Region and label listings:
______________________________
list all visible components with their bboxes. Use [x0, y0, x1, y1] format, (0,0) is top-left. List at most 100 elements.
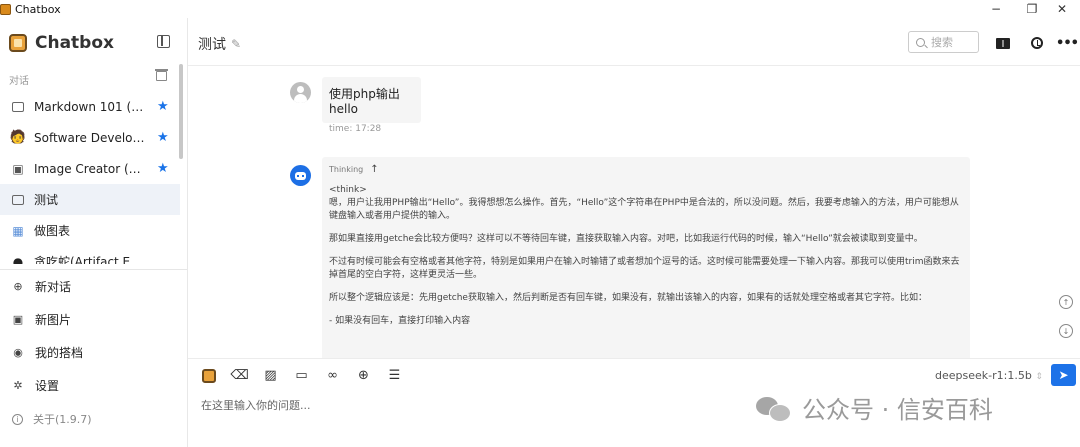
app-icon	[0, 3, 11, 15]
send-icon: ➤	[1058, 368, 1069, 382]
partner-button[interactable]	[200, 367, 217, 384]
image-icon: ▣	[12, 313, 24, 326]
scroll-up-button[interactable]: ↑	[1059, 295, 1073, 309]
minimize-button[interactable]: −	[978, 0, 1014, 18]
chat-header: 测试 ✎ 搜索 •••	[188, 18, 1080, 66]
sidebar: Chatbox 对话 Markdown 101 (Exa... ★ 🧑 Soft…	[0, 18, 188, 447]
toggle-panel-button[interactable]	[995, 35, 1011, 51]
more-icon: •••	[1056, 35, 1079, 51]
think-tag: <think>	[329, 185, 367, 195]
about-link[interactable]: i 关于(1.9.7)	[12, 411, 92, 427]
sliders-icon[interactable]: ☰	[386, 367, 403, 384]
gear-icon: ✲	[13, 379, 23, 392]
close-button[interactable]: ✕	[1044, 0, 1080, 18]
menu-label: 设置	[35, 379, 60, 393]
chatbox-logo-icon	[9, 34, 27, 52]
conversation-item-test[interactable]: 测试	[0, 184, 180, 215]
snake-avatar-icon: ●	[12, 254, 24, 265]
book-icon	[996, 37, 1010, 49]
chat-bubble-icon	[11, 100, 25, 114]
model-name: deepseek-r1:1.5b	[935, 369, 1032, 382]
conversation-item-image-creator[interactable]: ▣ Image Creator (Exa... ★	[0, 153, 180, 184]
image-icon[interactable]: ▨	[262, 367, 279, 384]
chevron-updown-icon: ⇕	[1035, 372, 1043, 382]
conversation-label: 测试	[34, 193, 59, 207]
conversation-label: Image Creator (Exa...	[34, 161, 148, 176]
assistant-message: Thinking ↑ <think> 嗯，用户让我用PHP输出“Hello”。我…	[322, 157, 970, 358]
message-input[interactable]: 在这里输入你的问题...	[201, 397, 311, 413]
thinking-paragraph: 所以整个逻辑应该是：先用getche获取输入，然后判断是否有回车键，如果没有，就…	[329, 293, 927, 303]
about-label: 关于(1.9.7)	[33, 413, 92, 426]
user-avatar	[290, 82, 311, 103]
archive-icon[interactable]	[155, 69, 168, 81]
globe-icon[interactable]: ⊕	[355, 367, 372, 384]
model-selector[interactable]: deepseek-r1:1.5b ⇕	[935, 369, 1043, 382]
thinking-paragraph: 那如果直接用getche会比较方便吗？这样可以不等待回车键，直接获取输入内容。对…	[329, 234, 923, 244]
settings-button[interactable]: ✲ 设置	[0, 369, 187, 402]
assistant-avatar	[290, 165, 311, 186]
history-button[interactable]	[1029, 35, 1045, 51]
plus-circle-icon: ⊕	[13, 280, 23, 293]
wechat-icon	[756, 395, 792, 422]
watermark-text: 公众号 · 信安百科	[802, 396, 993, 424]
new-chat-button[interactable]: ⊕ 新对话	[0, 270, 187, 303]
message-time: time: 17:28	[329, 124, 382, 134]
input-toolbar: ⌫ ▨ ▭ ∞ ⊕ ☰	[200, 367, 417, 384]
sidebar-menu: ⊕ 新对话 ▣ 新图片 ◉ 我的搭档 ✲ 设置	[0, 270, 187, 402]
watermark: 公众号 · 信安百科	[756, 390, 993, 425]
menu-label: 我的搭档	[35, 346, 84, 360]
search-icon	[916, 37, 925, 47]
arrow-up-icon: ↑	[370, 164, 379, 175]
conversation-item-snake[interactable]: ● 贪吃蛇(Artifact Example)	[0, 246, 180, 265]
robot-icon: ◉	[13, 346, 23, 359]
developer-avatar-icon: 🧑	[9, 130, 27, 145]
thinking-label: Thinking	[329, 165, 364, 174]
thinking-toggle[interactable]: Thinking ↑	[329, 163, 963, 176]
scroll-down-button[interactable]: ↓	[1059, 324, 1073, 338]
thinking-paragraph: 不过有时候可能会有空格或者其他字符，特别是如果用户在输入时输错了或者想加个逗号的…	[329, 257, 960, 280]
chat-bubble-icon	[11, 193, 25, 207]
chat-title: 测试 ✎	[198, 34, 241, 54]
brand-name: Chatbox	[35, 33, 114, 53]
chart-avatar-icon: ▦	[12, 223, 24, 238]
info-icon: i	[12, 413, 23, 425]
star-icon[interactable]: ★	[157, 161, 169, 176]
history-icon	[1031, 37, 1043, 49]
send-button[interactable]: ➤	[1051, 364, 1076, 386]
my-partners-button[interactable]: ◉ 我的搭档	[0, 336, 187, 369]
thinking-paragraph: - 如果没有回车，直接打印输入内容	[329, 316, 471, 326]
star-icon[interactable]: ★	[157, 99, 169, 114]
thinking-paragraph: 嗯，用户让我用PHP输出“Hello”。我得想想怎么操作。首先，“Hello”这…	[329, 198, 959, 221]
edit-icon[interactable]: ✎	[231, 37, 241, 51]
user-message: 使用php输出hello time: 17:28	[322, 77, 421, 134]
menu-label: 新对话	[35, 280, 72, 294]
conversation-item-charts[interactable]: ▦ 做图表	[0, 215, 180, 246]
star-icon[interactable]: ★	[157, 130, 169, 145]
folder-icon[interactable]: ▭	[293, 367, 310, 384]
more-button[interactable]: •••	[1056, 35, 1079, 51]
eraser-icon[interactable]: ⌫	[230, 367, 248, 384]
window-title: Chatbox	[15, 2, 61, 16]
search-placeholder: 搜索	[931, 36, 953, 49]
collapse-sidebar-icon[interactable]	[157, 35, 170, 48]
sidebar-scrollbar[interactable]	[179, 64, 183, 159]
message-list: 使用php输出hello time: 17:28 Thinking ↑ <thi…	[188, 66, 1080, 358]
brand: Chatbox	[9, 32, 114, 54]
title-bar: Chatbox	[0, 0, 1080, 18]
conversation-label: Markdown 101 (Exa...	[34, 99, 148, 114]
conversation-item-software-developer[interactable]: 🧑 Software Developer ... ★	[0, 122, 180, 153]
conversations-label: 对话	[9, 76, 29, 87]
conversation-label: Software Developer ...	[34, 130, 148, 145]
chatbox-logo-icon	[201, 368, 216, 383]
menu-label: 新图片	[35, 313, 72, 327]
conversation-list: Markdown 101 (Exa... ★ 🧑 Software Develo…	[0, 91, 180, 264]
conversation-label: 贪吃蛇(Artifact Example)	[34, 255, 148, 264]
conversation-label: 做图表	[34, 224, 71, 238]
user-message-text: 使用php输出hello	[329, 87, 400, 116]
link-icon[interactable]: ∞	[324, 367, 341, 384]
conversation-item-markdown[interactable]: Markdown 101 (Exa... ★	[0, 91, 180, 122]
chat-title-text: 测试	[198, 37, 226, 53]
image-icon: ▣	[12, 161, 24, 176]
new-image-button[interactable]: ▣ 新图片	[0, 303, 187, 336]
search-input[interactable]: 搜索	[908, 31, 979, 53]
______________________________
_Challenge_:
Locate each line in the data above that contains the string "model", and copy those lines.

_The completed task_:
model-name: deepseek-r1:1.5b	[935, 369, 1032, 382]
model-selector[interactable]: deepseek-r1:1.5b ⇕	[935, 369, 1043, 382]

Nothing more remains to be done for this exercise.